**What you need to do:** Return the whole listing exactly as it stands.

**Records to use:**
------------------------------------------------------------
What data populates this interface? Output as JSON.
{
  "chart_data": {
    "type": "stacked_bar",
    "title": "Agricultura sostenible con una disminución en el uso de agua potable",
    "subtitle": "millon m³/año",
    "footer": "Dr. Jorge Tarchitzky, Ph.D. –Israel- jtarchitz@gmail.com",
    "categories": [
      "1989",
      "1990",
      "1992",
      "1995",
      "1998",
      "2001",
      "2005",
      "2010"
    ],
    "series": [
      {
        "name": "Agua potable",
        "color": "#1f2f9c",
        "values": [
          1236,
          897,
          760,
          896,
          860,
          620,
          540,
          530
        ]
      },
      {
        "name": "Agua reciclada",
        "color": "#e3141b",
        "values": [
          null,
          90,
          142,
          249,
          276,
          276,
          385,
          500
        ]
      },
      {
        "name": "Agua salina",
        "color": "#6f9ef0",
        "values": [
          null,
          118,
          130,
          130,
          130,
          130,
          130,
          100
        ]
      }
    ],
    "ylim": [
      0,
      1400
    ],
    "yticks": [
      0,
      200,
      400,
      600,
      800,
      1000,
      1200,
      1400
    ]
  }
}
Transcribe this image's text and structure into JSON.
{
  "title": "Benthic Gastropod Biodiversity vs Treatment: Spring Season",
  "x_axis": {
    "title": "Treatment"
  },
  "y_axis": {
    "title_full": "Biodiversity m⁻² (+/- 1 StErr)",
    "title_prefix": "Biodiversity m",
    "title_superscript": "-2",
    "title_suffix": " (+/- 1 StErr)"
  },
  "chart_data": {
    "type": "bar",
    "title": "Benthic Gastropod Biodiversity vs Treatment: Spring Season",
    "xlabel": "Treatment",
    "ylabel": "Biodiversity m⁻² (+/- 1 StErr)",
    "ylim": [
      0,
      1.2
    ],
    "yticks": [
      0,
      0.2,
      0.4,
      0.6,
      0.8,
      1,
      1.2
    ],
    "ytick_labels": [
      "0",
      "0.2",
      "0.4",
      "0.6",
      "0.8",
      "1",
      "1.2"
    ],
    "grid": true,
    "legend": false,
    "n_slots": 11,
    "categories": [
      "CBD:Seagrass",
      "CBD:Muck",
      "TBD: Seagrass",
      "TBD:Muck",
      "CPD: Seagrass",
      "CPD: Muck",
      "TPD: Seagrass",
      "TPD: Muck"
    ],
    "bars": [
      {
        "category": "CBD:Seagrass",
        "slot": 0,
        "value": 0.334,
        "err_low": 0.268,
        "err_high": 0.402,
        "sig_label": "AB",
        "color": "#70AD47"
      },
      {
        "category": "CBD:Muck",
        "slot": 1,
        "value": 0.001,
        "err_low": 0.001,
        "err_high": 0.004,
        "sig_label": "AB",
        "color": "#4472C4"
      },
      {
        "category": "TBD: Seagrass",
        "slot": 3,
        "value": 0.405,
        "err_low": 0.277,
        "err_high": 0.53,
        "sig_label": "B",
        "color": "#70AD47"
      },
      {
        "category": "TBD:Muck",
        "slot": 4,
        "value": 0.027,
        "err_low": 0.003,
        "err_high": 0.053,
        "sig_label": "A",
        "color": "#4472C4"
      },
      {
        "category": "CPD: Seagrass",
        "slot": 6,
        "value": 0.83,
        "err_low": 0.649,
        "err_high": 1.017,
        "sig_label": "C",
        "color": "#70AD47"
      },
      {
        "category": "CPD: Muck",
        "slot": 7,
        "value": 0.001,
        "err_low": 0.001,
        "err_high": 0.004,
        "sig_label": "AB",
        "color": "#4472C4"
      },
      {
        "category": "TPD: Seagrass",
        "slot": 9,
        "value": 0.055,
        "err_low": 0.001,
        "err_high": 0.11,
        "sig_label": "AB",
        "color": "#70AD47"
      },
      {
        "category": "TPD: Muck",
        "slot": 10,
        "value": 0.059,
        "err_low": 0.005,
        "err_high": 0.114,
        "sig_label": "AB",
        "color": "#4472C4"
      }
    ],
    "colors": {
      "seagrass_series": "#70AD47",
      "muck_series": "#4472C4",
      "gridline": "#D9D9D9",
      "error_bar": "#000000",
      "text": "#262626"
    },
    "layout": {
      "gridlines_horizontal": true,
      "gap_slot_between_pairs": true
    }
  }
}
------------------------------------------------------------
**Written solution:**
What data populates this interface? Output as JSON.
{
  "chart_data": {
    "type": "stacked_bar",
    "title": "Agricultura sostenible con una disminución en el uso de agua potable",
    "subtitle": "millon m³/año",
    "footer": "Dr. Jorge Tarchitzky, Ph.D. –Israel- jtarchitz@gmail.com",
    "categories": [
      "1989",
      "1990",
      "1992",
      "1995",
      "1998",
      "2001",
      "2005",
      "2010"
    ],
    "series": [
      {
        "name": "Agua potable",
        "color": "#1f2f9c",
        "values": [
          1236,
          897,
          760,
          896,
          860,
          620,
          540,
          530
        ]
      },
      {
        "name": "Agua reciclada",
        "color": "#e3141b",
        "values": [
          null,
          90,
          142,
          249,
          276,
          276,
          385,
          500
        ]
      },
      {
        "name": "Agua salina",
        "color": "#6f9ef0",
        "values": [
          null,
          118,
          130,
          130,
          130,
          130,
          130,
          100
        ]
      }
    ],
    "ylim": [
      0,
      1400
    ],
    "yticks": [
      0,
      200,
      400,
      600,
      800,
      1000,
      1200,
      1400
    ]
  }
}
Transcribe this image's text and structure into JSON.
{
  "title": "Benthic Gastropod Biodiversity vs Treatment: Spring Season",
  "x_axis": {
    "title": "Treatment"
  },
  "y_axis": {
    "title_full": "Biodiversity m⁻² (+/- 1 StErr)",
    "title_prefix": "Biodiversity m",
    "title_superscript": "-2",
    "title_suffix": " (+/- 1 StErr)"
  },
  "chart_data": {
    "type": "bar",
    "title": "Benthic Gastropod Biodiversity vs Treatment: Spring Season",
    "xlabel": "Treatment",
    "ylabel": "Biodiversity m⁻² (+/- 1 StErr)",
    "ylim": [
      0,
      1.2
    ],
    "yticks": [
      0,
      0.2,
      0.4,
      0.6,
      0.8,
      1,
      1.2
    ],
    "ytick_labels": [
      "0",
      "0.2",
      "0.4",
      "0.6",
      "0.8",
      "1",
      "1.2"
    ],
    "grid": true,
    "legend": false,
    "n_slots": 11,
    "categories": [
      "CBD:Seagrass",
      "CBD:Muck",
      "TBD: Seagrass",
      "TBD:Muck",
      "CPD: Seagrass",
      "CPD: Muck",
      "TPD: Seagrass",
      "TPD: Muck"
    ],
    "bars": [
      {
        "category": "CBD:Seagrass",
        "slot": 0,
        "value": 0.334,
        "err_low": 0.268,
        "err_high": 0.402,
        "sig_label": "AB",
        "color": "#70AD47"
      },
      {
        "category": "CBD:Muck",
        "slot": 1,
        "value": 0.001,
        "err_low": 0.001,
        "err_high": 0.004,
        "sig_label": "AB",
        "color": "#4472C4"
      },
      {
        "category": "TBD: Seagrass",
        "slot": 3,
        "value": 0.405,
        "err_low": 0.277,
        "err_high": 0.53,
        "sig_label": "B",
        "color": "#70AD47"
      },
      {
        "category": "TBD:Muck",
        "slot": 4,
        "value": 0.027,
        "err_low": 0.003,
        "err_high": 0.053,
        "sig_label": "A",
        "color": "#4472C4"
      },
      {
        "category": "CPD: Seagrass",
        "slot": 6,
        "value": 0.83,
        "err_low": 0.649,
        "err_high": 1.017,
        "sig_label": "C",
        "color": "#70AD47"
      },
      {
        "category": "CPD: Muck",
        "slot": 7,
        "value": 0.001,
        "err_low": 0.001,
        "err_high": 0.004,
        "sig_label": "AB",
        "color": "#4472C4"
      },
      {
        "category": "TPD: Seagrass",
        "slot": 9,
        "value": 0.055,
        "err_low": 0.001,
        "err_high": 0.11,
        "sig_label": "AB",
        "color": "#70AD47"
      },
      {
        "category": "TPD: Muck",
        "slot": 10,
        "value": 0.059,
        "err_low": 0.005,
        "err_high": 0.114,
        "sig_label": "AB",
        "color": "#4472C4"
      }
    ],
    "colors": {
      "seagrass_series": "#70AD47",
      "muck_series": "#4472C4",
      "gridline": "#D9D9D9",
      "error_bar": "#000000",
      "text": "#262626"
    },
    "layout": {
      "gridlines_horizontal": true,
      "gap_slot_between_pairs": true
    }
  }
}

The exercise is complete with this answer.